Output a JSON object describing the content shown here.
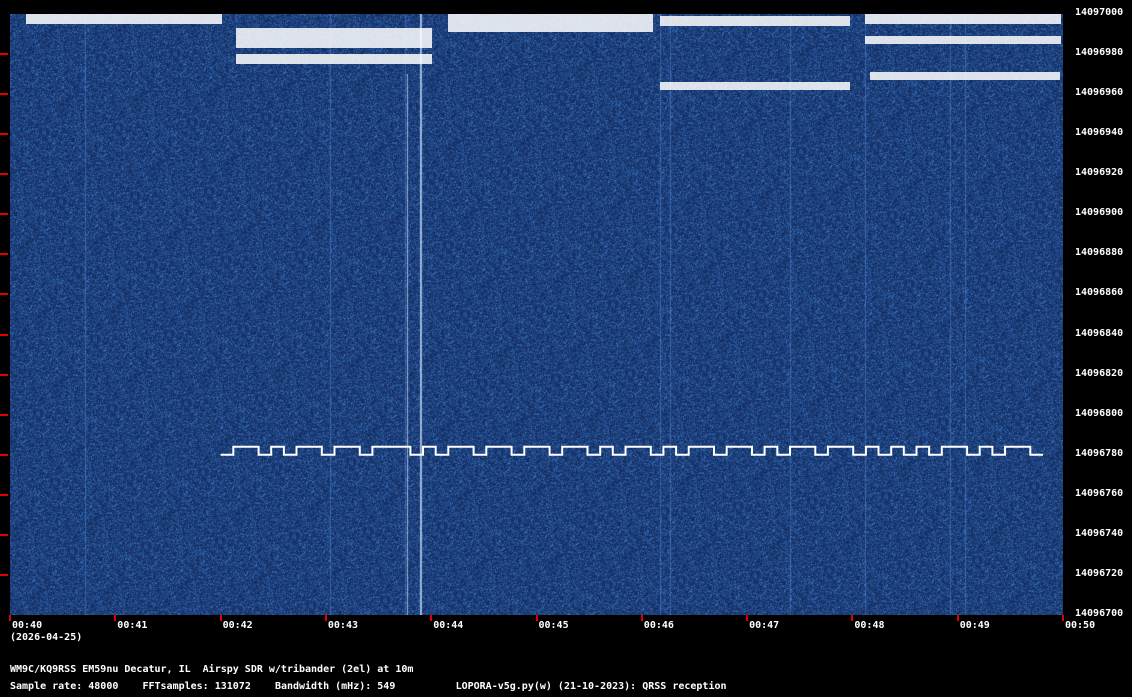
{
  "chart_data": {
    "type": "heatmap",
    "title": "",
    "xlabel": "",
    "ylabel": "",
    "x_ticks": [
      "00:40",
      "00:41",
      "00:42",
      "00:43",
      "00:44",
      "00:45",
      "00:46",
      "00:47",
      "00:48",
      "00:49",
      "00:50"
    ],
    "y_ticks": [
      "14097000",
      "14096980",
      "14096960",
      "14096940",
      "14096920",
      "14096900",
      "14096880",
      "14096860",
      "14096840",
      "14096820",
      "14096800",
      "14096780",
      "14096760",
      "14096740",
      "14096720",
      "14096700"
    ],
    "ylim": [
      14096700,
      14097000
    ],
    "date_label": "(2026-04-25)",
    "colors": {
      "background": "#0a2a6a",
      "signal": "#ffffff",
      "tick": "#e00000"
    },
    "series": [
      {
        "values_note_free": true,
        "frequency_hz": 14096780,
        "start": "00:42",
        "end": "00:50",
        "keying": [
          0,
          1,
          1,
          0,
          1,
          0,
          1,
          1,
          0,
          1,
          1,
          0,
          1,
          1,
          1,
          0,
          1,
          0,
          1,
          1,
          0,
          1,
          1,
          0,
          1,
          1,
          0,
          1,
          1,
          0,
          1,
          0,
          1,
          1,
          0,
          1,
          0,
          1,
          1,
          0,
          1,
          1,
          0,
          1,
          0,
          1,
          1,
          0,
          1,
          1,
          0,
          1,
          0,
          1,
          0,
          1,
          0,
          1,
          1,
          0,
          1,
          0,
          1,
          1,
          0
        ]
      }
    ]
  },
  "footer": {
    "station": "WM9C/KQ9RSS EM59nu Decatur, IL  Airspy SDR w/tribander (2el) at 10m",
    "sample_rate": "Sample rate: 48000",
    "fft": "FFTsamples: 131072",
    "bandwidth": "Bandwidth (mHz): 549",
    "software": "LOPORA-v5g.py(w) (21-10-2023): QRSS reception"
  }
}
============
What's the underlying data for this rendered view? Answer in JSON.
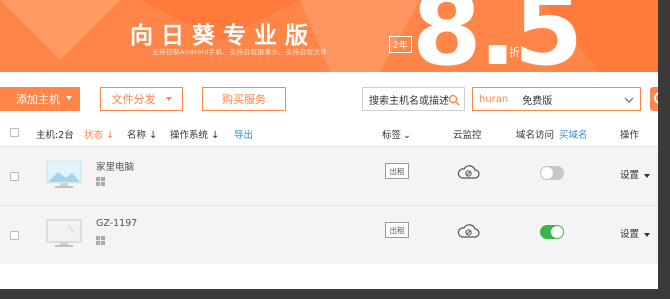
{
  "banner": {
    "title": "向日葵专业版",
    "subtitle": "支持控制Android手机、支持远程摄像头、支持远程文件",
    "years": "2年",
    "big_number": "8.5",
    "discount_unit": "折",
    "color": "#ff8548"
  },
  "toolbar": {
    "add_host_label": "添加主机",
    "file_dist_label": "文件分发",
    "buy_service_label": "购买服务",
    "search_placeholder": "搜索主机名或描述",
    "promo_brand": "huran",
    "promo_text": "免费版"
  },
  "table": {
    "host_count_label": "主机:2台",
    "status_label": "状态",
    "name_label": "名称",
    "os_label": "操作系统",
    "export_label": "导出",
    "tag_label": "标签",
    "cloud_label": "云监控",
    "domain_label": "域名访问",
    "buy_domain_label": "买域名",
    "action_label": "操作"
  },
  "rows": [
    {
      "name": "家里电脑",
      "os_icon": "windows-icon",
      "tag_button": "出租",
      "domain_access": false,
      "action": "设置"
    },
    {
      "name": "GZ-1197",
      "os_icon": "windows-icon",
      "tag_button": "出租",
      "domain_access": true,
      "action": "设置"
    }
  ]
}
============
- What the task asks -
Filter the records above and return every line that holds the word "JSON".

- Reply -
Output a JSON object describing the content shown here.
What's the underlying data for this rendered view? Answer in JSON.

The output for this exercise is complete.